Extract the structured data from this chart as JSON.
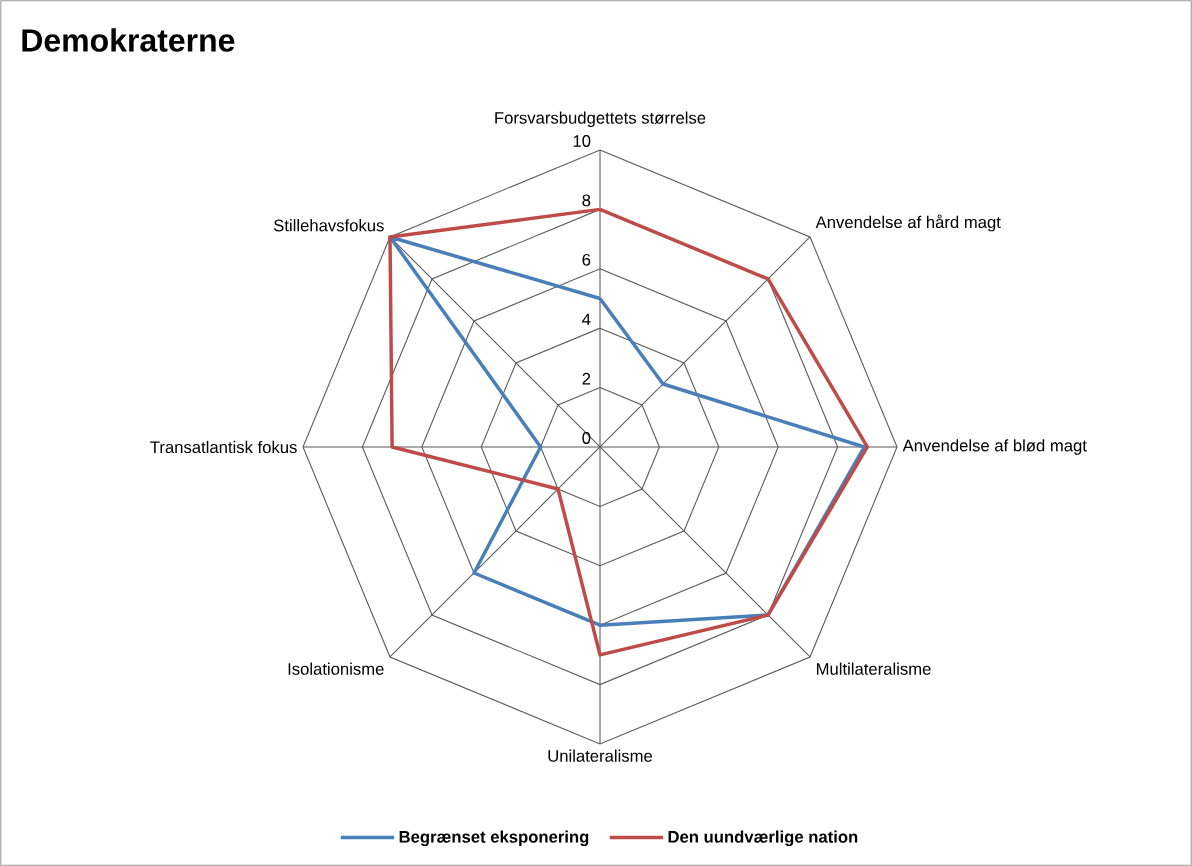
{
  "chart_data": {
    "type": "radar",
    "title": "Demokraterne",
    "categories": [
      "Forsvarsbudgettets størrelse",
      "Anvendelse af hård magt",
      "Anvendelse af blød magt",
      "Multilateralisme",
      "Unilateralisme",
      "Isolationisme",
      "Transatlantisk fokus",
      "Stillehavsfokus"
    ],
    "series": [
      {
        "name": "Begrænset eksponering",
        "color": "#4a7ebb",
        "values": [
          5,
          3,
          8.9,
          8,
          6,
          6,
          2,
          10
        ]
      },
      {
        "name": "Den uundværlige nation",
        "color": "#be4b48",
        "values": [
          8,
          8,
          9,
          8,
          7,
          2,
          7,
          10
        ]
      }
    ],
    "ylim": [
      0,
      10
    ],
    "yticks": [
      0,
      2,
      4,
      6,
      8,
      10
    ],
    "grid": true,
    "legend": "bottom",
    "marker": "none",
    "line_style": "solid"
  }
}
****************
**CHALLENGE**
Find all lines holding the string "Anvendelse" and copy them.

**RESPONSE TO THE EXERCISE**
      "Anvendelse af hård magt",
      "Anvendelse af blød magt",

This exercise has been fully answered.